Restate the data below word for word, keeping each line intact.

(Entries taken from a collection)
—————
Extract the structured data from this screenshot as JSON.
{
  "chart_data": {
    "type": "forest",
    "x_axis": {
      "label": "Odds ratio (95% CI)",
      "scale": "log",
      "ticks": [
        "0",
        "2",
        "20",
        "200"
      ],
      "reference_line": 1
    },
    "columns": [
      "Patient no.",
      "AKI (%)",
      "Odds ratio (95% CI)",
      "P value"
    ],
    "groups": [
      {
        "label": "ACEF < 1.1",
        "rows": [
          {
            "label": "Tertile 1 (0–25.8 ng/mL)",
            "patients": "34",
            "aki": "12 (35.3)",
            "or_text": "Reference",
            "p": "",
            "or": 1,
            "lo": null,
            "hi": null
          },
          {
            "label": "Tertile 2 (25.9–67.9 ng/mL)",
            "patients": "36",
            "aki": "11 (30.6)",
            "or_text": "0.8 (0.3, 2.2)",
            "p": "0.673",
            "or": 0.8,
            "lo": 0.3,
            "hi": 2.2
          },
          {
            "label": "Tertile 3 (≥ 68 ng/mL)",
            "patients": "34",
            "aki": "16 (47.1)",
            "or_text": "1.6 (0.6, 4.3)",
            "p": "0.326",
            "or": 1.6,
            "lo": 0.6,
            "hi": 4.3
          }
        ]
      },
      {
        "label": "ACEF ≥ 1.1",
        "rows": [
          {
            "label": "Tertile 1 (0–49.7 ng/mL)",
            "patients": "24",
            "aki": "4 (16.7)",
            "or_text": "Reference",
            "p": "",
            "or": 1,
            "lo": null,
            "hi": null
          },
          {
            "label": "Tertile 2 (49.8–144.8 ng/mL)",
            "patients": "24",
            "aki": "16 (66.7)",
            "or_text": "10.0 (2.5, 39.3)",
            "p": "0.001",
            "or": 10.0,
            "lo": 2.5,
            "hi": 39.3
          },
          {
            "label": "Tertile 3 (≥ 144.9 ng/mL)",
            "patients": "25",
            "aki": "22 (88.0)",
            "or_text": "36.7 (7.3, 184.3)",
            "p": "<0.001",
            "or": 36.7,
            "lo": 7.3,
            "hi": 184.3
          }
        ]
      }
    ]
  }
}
—————
▶ **Solution below**
Extract the structured data from this screenshot as JSON.
{
  "chart_data": {
    "type": "forest",
    "x_axis": {
      "label": "Odds ratio (95% CI)",
      "scale": "log",
      "ticks": [
        "0",
        "2",
        "20",
        "200"
      ],
      "reference_line": 1
    },
    "columns": [
      "Patient no.",
      "AKI (%)",
      "Odds ratio (95% CI)",
      "P value"
    ],
    "groups": [
      {
        "label": "ACEF < 1.1",
        "rows": [
          {
            "label": "Tertile 1 (0–25.8 ng/mL)",
            "patients": "34",
            "aki": "12 (35.3)",
            "or_text": "Reference",
            "p": "",
            "or": 1,
            "lo": null,
            "hi": null
          },
          {
            "label": "Tertile 2 (25.9–67.9 ng/mL)",
            "patients": "36",
            "aki": "11 (30.6)",
            "or_text": "0.8 (0.3, 2.2)",
            "p": "0.673",
            "or": 0.8,
            "lo": 0.3,
            "hi": 2.2
          },
          {
            "label": "Tertile 3 (≥ 68 ng/mL)",
            "patients": "34",
            "aki": "16 (47.1)",
            "or_text": "1.6 (0.6, 4.3)",
            "p": "0.326",
            "or": 1.6,
            "lo": 0.6,
            "hi": 4.3
          }
        ]
      },
      {
        "label": "ACEF ≥ 1.1",
        "rows": [
          {
            "label": "Tertile 1 (0–49.7 ng/mL)",
            "patients": "24",
            "aki": "4 (16.7)",
            "or_text": "Reference",
            "p": "",
            "or": 1,
            "lo": null,
            "hi": null
          },
          {
            "label": "Tertile 2 (49.8–144.8 ng/mL)",
            "patients": "24",
            "aki": "16 (66.7)",
            "or_text": "10.0 (2.5, 39.3)",
            "p": "0.001",
            "or": 10.0,
            "lo": 2.5,
            "hi": 39.3
          },
          {
            "label": "Tertile 3 (≥ 144.9 ng/mL)",
            "patients": "25",
            "aki": "22 (88.0)",
            "or_text": "36.7 (7.3, 184.3)",
            "p": "<0.001",
            "or": 36.7,
            "lo": 7.3,
            "hi": 184.3
          }
        ]
      }
    ]
  }
}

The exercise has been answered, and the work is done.